------ PROVIDED INFORMATION

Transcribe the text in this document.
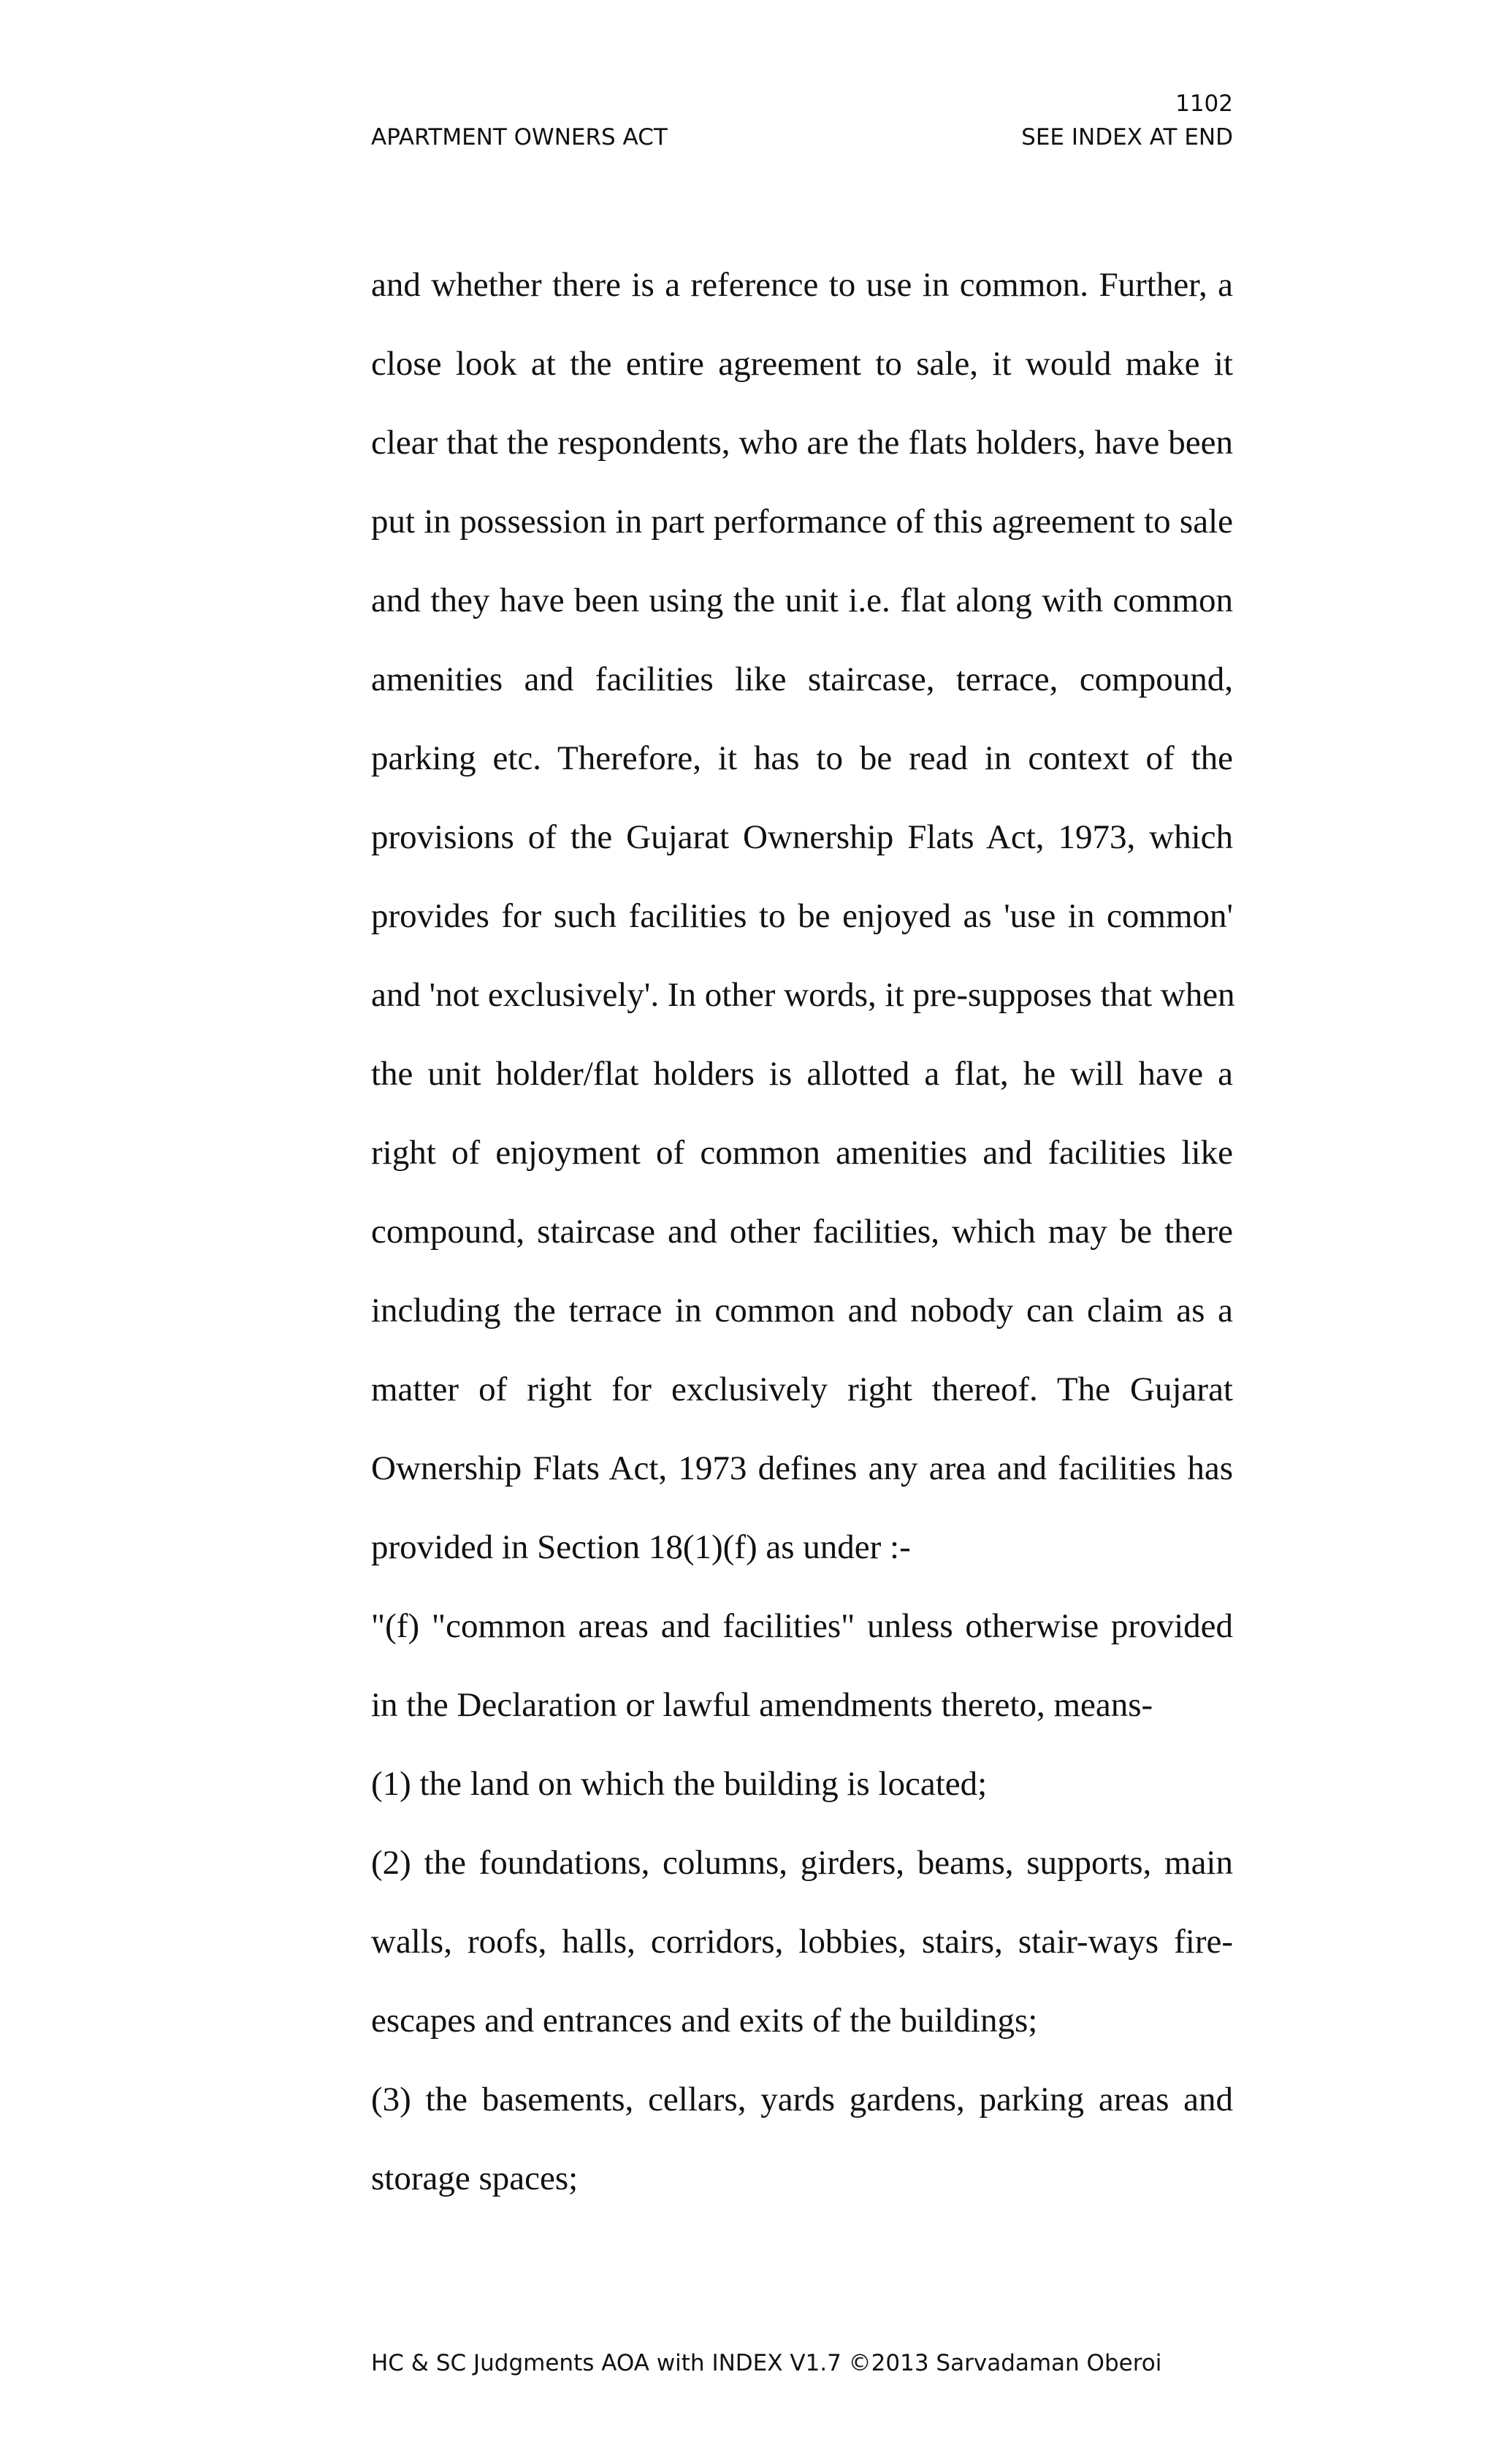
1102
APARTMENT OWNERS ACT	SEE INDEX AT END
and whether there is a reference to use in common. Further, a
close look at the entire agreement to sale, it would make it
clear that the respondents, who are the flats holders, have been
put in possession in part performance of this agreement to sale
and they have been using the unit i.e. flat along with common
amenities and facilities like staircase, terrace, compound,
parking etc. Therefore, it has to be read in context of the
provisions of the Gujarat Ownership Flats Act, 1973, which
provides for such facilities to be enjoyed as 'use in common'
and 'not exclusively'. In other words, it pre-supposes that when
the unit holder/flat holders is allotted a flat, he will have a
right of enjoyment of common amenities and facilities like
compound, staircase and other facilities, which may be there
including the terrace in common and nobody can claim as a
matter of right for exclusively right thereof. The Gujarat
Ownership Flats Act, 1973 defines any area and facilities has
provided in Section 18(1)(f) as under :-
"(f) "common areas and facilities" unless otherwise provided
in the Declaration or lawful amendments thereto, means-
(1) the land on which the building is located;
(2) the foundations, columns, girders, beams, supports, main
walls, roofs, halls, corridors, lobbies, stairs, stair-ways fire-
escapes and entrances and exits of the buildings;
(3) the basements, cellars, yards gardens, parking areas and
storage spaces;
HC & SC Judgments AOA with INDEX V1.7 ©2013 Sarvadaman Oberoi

------------

> **OBJECTIVE**: Print all the records again exactly; do not include any picture.

> **EXERCISE OUTPUT**:
Transcribe the text in this document.
1102
APARTMENT OWNERS ACT	SEE INDEX AT END
and whether there is a reference to use in common. Further, a
close look at the entire agreement to sale, it would make it
clear that the respondents, who are the flats holders, have been
put in possession in part performance of this agreement to sale
and they have been using the unit i.e. flat along with common
amenities and facilities like staircase, terrace, compound,
parking etc. Therefore, it has to be read in context of the
provisions of the Gujarat Ownership Flats Act, 1973, which
provides for such facilities to be enjoyed as 'use in common'
and 'not exclusively'. In other words, it pre-supposes that when
the unit holder/flat holders is allotted a flat, he will have a
right of enjoyment of common amenities and facilities like
compound, staircase and other facilities, which may be there
including the terrace in common and nobody can claim as a
matter of right for exclusively right thereof. The Gujarat
Ownership Flats Act, 1973 defines any area and facilities has
provided in Section 18(1)(f) as under :-
"(f) "common areas and facilities" unless otherwise provided
in the Declaration or lawful amendments thereto, means-
(1) the land on which the building is located;
(2) the foundations, columns, girders, beams, supports, main
walls, roofs, halls, corridors, lobbies, stairs, stair-ways fire-
escapes and entrances and exits of the buildings;
(3) the basements, cellars, yards gardens, parking areas and
storage spaces;
HC & SC Judgments AOA with INDEX V1.7 ©2013 Sarvadaman Oberoi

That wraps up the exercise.